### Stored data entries
--- START ---

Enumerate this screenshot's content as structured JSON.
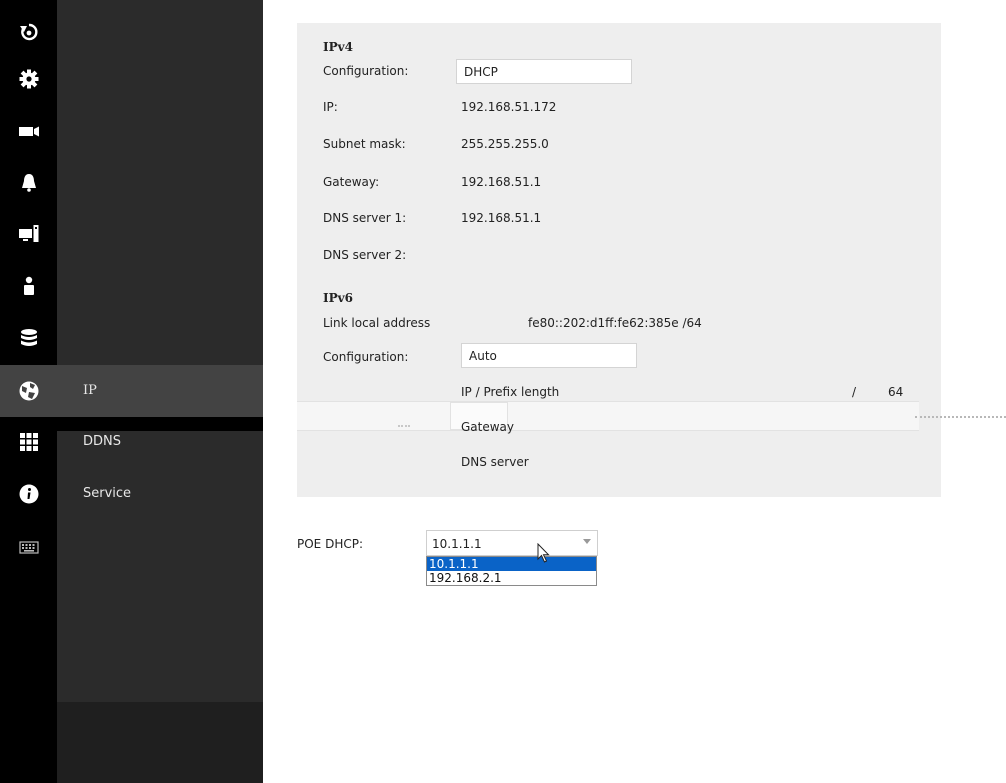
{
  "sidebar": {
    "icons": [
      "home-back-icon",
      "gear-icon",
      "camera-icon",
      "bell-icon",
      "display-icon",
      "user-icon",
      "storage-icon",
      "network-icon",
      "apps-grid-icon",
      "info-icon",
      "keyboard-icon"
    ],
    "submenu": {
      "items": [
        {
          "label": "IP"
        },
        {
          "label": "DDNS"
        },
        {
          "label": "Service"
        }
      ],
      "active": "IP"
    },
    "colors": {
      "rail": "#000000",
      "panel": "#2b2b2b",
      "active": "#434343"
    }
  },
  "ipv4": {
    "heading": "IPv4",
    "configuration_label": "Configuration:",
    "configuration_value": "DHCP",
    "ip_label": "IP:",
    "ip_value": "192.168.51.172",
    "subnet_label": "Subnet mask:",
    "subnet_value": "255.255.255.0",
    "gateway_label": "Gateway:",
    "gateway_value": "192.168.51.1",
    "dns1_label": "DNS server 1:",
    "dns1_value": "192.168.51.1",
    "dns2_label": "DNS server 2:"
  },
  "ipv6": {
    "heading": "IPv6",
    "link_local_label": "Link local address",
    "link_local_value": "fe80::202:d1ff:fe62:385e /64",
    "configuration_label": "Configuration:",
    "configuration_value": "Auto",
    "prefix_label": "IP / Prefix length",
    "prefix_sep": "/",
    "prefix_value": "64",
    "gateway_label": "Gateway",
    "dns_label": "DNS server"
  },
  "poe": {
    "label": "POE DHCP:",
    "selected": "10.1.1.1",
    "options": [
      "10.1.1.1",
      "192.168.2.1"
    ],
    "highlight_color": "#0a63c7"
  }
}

--- END ---

### Exercise instructions
Repeat each entry exactly. Pictures do not belong in the copy.

### Written response
Enumerate this screenshot's content as structured JSON.
{
  "sidebar": {
    "icons": [
      "home-back-icon",
      "gear-icon",
      "camera-icon",
      "bell-icon",
      "display-icon",
      "user-icon",
      "storage-icon",
      "network-icon",
      "apps-grid-icon",
      "info-icon",
      "keyboard-icon"
    ],
    "submenu": {
      "items": [
        {
          "label": "IP"
        },
        {
          "label": "DDNS"
        },
        {
          "label": "Service"
        }
      ],
      "active": "IP"
    },
    "colors": {
      "rail": "#000000",
      "panel": "#2b2b2b",
      "active": "#434343"
    }
  },
  "ipv4": {
    "heading": "IPv4",
    "configuration_label": "Configuration:",
    "configuration_value": "DHCP",
    "ip_label": "IP:",
    "ip_value": "192.168.51.172",
    "subnet_label": "Subnet mask:",
    "subnet_value": "255.255.255.0",
    "gateway_label": "Gateway:",
    "gateway_value": "192.168.51.1",
    "dns1_label": "DNS server 1:",
    "dns1_value": "192.168.51.1",
    "dns2_label": "DNS server 2:"
  },
  "ipv6": {
    "heading": "IPv6",
    "link_local_label": "Link local address",
    "link_local_value": "fe80::202:d1ff:fe62:385e /64",
    "configuration_label": "Configuration:",
    "configuration_value": "Auto",
    "prefix_label": "IP / Prefix length",
    "prefix_sep": "/",
    "prefix_value": "64",
    "gateway_label": "Gateway",
    "dns_label": "DNS server"
  },
  "poe": {
    "label": "POE DHCP:",
    "selected": "10.1.1.1",
    "options": [
      "10.1.1.1",
      "192.168.2.1"
    ],
    "highlight_color": "#0a63c7"
  }
}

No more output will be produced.